> **TEXT BLOCK**:
It came as CA tried to move on from the illegal revenue-smoothing practices of four or five years ago which led to a massive cull of its senior executive team, including the demotion of chief executive Sanjay Kumar last month.

Chief technology officer Yogesh Gupta said that in the past two years the company had filed more patents than its total over the first 25 years, and in storage management it had filed three times as many as main rival Veritas.

He said businesses expected an IT environment which gave them flexibility and high levels of service with an always-on infrastructure so IT became invisible.

That created challenges for chief information officers, who had to manage increased complexity within fixed or falling budgets.

"Five years ago you didn't have to deal with Linux ... you didn't have to deal with handheld devices ... wireless connectivity, etc, etc. Complexity continues to grow," Gupta said.

CA makes software to manage and secure computer systems and storage.

Ingres is a database it bought a decade ago, and while it has maintained it and bundled it up with its own products, it has not had the market attention given to Oracle and Microsoft SQL Server databases.

> **RAW DATA**:
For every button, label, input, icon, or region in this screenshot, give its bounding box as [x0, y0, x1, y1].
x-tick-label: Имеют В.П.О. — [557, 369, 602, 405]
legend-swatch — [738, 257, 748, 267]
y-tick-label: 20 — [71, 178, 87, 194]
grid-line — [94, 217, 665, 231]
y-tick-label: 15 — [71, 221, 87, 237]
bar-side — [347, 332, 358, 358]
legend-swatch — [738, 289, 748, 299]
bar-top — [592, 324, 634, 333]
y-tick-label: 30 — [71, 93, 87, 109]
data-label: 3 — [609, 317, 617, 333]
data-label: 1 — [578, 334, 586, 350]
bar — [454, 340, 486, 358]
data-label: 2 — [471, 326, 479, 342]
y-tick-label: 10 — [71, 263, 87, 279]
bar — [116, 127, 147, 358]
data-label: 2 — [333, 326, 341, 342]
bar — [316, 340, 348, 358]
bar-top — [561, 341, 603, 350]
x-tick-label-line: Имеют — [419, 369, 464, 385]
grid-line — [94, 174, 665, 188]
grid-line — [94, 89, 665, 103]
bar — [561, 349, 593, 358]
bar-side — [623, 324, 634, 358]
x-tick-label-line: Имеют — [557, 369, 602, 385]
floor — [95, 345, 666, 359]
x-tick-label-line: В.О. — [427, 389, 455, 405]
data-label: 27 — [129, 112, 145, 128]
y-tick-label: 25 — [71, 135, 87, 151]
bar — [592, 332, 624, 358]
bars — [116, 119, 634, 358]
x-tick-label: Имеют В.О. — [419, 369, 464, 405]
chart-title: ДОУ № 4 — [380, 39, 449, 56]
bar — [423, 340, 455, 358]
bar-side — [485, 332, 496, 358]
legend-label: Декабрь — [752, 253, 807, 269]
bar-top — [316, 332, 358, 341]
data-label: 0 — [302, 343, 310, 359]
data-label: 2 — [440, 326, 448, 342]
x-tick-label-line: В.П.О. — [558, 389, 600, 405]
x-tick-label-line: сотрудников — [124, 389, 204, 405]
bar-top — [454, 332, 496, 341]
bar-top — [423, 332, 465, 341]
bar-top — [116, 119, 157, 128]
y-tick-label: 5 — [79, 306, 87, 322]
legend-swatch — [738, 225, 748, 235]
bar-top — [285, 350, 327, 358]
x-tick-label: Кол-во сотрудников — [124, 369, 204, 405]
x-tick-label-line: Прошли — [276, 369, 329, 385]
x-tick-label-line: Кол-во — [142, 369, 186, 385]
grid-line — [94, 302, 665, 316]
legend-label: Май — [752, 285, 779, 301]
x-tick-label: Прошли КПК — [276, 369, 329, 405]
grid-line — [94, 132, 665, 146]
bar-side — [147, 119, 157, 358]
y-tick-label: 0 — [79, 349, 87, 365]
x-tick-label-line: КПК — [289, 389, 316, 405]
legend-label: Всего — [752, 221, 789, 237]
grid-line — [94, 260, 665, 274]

> **ASSIGNMENT**: Reproduce the passage on CA's patents, software, and the Ingres database word for word, in full.

> **ANSWER BOX**:
It came as CA tried to move on from the illegal revenue-smoothing practices of four or five years ago which led to a massive cull of its senior executive team, including the demotion of chief executive Sanjay Kumar last month.

Chief technology officer Yogesh Gupta said that in the past two years the company had filed more patents than its total over the first 25 years, and in storage management it had filed three times as many as main rival Veritas.

He said businesses expected an IT environment which gave them flexibility and high levels of service with an always-on infrastructure so IT became invisible.

That created challenges for chief information officers, who had to manage increased complexity within fixed or falling budgets.

"Five years ago you didn't have to deal with Linux ... you didn't have to deal with handheld devices ... wireless connectivity, etc, etc. Complexity continues to grow," Gupta said.

CA makes software to manage and secure computer systems and storage.

Ingres is a database it bought a decade ago, and while it has maintained it and bundled it up with its own products, it has not had the market attention given to Oracle and Microsoft SQL Server databases.